RECORDS PROVIDED —
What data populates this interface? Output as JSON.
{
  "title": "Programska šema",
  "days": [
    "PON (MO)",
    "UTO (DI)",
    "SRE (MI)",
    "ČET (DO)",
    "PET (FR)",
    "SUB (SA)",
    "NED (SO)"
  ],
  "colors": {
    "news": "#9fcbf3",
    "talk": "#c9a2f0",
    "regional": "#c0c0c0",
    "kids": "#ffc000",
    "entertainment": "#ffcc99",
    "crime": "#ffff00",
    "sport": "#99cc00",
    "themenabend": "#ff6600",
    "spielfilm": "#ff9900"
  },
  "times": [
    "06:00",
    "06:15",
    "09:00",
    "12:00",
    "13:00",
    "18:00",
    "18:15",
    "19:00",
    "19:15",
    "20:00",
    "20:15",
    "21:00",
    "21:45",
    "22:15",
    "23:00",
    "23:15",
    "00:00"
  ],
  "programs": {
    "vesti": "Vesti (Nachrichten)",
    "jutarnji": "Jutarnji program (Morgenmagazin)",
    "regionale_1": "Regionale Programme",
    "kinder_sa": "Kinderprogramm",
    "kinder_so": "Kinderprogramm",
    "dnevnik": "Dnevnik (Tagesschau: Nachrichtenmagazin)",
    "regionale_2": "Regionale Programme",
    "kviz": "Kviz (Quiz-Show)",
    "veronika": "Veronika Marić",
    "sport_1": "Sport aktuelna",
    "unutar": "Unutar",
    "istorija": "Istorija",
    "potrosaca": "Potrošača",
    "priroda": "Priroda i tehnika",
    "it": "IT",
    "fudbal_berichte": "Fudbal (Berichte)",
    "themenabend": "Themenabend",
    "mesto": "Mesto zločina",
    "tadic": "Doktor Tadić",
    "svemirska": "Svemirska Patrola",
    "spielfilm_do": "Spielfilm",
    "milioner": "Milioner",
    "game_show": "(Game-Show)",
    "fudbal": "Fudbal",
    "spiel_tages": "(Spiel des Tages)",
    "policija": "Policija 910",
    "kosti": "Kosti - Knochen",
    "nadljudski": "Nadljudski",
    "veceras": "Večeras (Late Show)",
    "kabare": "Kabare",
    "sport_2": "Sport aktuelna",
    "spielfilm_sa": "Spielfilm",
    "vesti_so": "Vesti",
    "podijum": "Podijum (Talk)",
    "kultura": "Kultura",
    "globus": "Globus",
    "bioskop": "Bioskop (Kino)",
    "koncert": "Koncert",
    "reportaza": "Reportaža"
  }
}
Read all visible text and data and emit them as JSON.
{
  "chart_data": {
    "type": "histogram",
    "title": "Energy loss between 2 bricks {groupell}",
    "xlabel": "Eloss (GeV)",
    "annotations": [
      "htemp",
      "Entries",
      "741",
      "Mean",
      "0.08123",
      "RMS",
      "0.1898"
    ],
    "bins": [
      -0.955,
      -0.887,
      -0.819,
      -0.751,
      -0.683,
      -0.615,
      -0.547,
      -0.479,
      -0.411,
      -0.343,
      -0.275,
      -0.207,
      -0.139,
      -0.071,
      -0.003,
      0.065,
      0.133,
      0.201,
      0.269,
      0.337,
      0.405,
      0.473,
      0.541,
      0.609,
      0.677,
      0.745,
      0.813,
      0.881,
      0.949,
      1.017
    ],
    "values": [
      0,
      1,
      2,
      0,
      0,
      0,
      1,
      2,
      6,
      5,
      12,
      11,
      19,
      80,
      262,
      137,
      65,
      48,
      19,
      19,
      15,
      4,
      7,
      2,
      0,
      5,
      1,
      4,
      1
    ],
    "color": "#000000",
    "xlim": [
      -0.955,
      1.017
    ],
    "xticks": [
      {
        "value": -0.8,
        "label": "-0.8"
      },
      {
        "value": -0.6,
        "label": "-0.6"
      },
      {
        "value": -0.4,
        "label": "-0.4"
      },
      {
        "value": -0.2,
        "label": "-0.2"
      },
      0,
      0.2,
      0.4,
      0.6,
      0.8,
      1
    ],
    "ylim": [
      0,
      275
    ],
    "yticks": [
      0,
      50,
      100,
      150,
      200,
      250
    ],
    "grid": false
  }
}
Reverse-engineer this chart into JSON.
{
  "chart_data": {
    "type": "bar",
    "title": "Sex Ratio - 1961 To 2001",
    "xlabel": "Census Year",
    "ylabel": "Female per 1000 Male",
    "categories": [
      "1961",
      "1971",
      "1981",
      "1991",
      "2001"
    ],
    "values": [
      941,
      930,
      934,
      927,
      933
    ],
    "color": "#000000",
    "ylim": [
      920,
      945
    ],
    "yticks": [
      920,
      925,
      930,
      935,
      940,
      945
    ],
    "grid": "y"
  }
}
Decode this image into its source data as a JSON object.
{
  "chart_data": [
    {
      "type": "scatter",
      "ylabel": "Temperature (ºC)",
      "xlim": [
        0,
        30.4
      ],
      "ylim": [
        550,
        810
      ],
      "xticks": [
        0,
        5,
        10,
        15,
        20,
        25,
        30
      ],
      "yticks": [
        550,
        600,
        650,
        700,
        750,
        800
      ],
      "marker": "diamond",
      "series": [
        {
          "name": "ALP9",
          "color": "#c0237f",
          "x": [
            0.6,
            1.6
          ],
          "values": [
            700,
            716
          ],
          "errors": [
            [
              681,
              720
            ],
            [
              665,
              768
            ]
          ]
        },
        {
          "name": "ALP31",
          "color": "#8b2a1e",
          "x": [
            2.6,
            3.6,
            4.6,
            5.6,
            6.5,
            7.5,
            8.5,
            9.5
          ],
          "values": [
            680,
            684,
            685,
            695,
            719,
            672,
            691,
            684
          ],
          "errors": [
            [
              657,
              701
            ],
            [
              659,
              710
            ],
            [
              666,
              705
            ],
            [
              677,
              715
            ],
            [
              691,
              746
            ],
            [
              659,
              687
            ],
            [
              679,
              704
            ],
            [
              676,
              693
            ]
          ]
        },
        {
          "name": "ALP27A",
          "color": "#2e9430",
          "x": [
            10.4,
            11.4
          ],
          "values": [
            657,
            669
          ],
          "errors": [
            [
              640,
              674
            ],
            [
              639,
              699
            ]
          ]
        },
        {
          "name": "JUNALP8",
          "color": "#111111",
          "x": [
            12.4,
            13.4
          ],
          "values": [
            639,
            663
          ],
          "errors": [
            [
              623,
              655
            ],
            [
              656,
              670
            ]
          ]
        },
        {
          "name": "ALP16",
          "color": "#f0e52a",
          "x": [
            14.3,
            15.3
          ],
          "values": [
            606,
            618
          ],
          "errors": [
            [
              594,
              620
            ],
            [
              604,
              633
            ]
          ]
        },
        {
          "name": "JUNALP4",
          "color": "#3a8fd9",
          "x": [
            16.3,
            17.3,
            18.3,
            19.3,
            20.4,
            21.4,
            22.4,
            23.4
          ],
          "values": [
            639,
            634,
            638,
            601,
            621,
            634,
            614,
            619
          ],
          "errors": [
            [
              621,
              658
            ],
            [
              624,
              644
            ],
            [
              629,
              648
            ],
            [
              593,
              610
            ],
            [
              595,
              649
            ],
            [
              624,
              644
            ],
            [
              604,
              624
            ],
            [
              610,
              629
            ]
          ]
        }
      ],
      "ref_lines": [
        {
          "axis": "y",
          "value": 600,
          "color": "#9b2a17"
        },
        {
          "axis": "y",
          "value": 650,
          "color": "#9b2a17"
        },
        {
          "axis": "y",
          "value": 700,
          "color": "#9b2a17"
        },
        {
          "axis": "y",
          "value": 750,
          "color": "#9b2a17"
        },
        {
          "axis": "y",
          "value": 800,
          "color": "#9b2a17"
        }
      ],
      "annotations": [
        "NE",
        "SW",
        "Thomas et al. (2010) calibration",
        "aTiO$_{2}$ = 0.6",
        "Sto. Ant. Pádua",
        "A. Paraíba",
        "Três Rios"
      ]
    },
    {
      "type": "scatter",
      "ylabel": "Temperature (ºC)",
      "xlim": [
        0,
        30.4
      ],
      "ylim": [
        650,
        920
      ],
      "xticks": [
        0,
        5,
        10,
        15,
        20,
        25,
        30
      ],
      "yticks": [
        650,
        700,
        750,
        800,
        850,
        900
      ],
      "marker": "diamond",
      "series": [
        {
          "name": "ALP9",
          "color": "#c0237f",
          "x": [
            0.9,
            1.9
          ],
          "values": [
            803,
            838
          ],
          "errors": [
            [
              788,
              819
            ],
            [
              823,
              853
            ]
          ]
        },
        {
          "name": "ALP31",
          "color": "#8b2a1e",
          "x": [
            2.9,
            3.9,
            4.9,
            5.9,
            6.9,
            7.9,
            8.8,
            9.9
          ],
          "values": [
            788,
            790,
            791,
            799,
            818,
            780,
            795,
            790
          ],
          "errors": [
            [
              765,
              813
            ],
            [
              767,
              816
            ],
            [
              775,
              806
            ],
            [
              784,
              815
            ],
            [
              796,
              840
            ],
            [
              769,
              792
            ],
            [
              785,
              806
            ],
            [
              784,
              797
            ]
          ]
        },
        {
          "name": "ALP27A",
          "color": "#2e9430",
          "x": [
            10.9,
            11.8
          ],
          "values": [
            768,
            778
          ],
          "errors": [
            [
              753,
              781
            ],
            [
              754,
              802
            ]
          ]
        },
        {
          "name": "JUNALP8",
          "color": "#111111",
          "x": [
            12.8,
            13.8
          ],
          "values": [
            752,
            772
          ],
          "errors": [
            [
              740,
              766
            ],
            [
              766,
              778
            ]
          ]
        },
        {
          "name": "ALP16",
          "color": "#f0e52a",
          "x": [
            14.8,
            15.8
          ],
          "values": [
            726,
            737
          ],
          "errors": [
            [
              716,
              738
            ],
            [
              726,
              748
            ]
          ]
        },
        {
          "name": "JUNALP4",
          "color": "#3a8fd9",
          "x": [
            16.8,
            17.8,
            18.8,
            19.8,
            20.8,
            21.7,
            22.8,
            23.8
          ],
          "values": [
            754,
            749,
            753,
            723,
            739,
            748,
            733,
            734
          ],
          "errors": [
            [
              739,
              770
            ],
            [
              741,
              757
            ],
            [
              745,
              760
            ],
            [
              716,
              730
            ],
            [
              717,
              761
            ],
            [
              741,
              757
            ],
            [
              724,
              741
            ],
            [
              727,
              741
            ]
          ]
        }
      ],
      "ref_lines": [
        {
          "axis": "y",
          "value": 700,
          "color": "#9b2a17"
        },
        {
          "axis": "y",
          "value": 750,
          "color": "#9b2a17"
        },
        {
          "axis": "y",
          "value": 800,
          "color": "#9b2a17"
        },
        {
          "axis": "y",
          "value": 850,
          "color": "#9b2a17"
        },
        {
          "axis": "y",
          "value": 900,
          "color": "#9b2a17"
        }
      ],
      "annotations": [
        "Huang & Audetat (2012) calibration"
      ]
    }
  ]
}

EXERCISE DETAILS — Every line holding "Vesti" should be copied out.

SOLUTION TO THIS PROBLEM —
    "vesti": "Vesti (Nachrichten)",
    "vesti_so": "Vesti",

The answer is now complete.